[Lines of data]
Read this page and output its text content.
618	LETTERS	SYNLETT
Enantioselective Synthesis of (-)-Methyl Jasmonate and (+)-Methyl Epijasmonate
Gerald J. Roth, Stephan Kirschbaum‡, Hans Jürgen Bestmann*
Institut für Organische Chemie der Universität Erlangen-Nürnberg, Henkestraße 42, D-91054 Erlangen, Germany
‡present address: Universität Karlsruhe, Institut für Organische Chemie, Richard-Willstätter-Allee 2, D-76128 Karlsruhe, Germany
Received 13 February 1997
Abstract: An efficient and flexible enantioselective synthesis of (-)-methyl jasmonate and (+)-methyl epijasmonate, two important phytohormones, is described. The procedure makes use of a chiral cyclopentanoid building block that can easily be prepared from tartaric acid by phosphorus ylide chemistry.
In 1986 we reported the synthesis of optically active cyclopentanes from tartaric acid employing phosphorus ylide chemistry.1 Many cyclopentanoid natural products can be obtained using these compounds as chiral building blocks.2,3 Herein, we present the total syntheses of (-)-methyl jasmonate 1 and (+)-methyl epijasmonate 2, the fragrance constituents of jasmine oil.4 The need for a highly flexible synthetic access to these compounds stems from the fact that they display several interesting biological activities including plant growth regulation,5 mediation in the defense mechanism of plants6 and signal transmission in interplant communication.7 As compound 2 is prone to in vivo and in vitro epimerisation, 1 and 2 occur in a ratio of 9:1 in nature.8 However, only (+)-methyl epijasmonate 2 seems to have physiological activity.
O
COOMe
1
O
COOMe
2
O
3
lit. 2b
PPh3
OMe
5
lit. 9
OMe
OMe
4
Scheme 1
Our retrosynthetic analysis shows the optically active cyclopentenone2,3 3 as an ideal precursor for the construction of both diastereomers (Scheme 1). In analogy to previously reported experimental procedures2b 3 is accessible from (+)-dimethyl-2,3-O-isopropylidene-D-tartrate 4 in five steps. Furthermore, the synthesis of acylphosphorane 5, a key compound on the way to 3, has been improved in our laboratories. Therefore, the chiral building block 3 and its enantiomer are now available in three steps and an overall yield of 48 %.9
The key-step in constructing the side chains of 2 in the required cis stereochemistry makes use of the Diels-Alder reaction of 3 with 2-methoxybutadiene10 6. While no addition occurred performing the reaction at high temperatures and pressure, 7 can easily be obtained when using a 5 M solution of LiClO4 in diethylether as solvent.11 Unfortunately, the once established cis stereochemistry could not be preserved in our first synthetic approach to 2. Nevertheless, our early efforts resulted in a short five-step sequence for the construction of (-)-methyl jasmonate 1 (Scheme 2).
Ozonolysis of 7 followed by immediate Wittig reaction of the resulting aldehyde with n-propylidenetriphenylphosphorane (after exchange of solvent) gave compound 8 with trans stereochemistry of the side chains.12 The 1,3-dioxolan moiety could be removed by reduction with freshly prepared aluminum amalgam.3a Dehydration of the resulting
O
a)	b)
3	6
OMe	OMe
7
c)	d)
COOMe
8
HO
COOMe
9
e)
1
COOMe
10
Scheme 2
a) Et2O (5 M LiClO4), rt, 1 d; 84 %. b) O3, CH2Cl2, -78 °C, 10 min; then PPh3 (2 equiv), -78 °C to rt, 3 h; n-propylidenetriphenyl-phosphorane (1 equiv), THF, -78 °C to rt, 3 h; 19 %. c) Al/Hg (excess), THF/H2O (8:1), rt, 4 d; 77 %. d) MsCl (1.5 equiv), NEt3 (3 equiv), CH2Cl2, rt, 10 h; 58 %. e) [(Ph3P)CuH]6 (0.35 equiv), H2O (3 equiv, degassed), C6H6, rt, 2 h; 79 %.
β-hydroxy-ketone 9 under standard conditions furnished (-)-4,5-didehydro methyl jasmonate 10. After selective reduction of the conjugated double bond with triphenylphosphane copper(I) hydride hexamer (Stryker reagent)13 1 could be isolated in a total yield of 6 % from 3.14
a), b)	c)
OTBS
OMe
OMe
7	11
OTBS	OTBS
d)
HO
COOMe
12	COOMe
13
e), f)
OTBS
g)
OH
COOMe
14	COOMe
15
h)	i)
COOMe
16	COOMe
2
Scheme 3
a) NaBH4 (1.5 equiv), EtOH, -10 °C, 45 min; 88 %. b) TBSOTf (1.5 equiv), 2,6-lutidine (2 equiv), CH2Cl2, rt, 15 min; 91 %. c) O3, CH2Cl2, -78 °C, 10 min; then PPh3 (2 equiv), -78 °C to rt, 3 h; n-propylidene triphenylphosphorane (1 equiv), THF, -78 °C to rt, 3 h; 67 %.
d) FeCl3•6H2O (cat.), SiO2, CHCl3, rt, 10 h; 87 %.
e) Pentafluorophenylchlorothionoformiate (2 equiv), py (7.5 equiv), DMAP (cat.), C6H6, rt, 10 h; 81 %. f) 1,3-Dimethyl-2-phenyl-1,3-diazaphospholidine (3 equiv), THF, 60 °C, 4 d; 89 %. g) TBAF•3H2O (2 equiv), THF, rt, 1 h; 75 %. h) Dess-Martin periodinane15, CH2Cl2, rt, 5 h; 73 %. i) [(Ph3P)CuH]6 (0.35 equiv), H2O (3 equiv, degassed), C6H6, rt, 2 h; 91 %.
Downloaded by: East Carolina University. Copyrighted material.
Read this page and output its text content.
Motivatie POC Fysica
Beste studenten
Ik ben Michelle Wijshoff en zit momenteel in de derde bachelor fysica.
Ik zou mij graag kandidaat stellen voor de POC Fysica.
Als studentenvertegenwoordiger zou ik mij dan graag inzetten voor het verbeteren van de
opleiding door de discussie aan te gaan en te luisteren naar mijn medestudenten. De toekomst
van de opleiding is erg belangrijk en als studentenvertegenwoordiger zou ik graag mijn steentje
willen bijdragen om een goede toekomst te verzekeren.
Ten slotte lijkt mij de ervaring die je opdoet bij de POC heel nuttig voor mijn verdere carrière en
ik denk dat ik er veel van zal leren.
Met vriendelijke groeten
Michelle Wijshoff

OBJECTIVE — Scan the material above. Copy each line that holds the word "Chemie".

WRITTEN ANSWER —
Institut für Organische Chemie der Universität Erlangen-Nürnberg, Henkestraße 42, D-91054 Erlangen, Germany
‡present address: Universität Karlsruhe, Institut für Organische Chemie, Richard-Willstätter-Allee 2, D-76128 Karlsruhe, Germany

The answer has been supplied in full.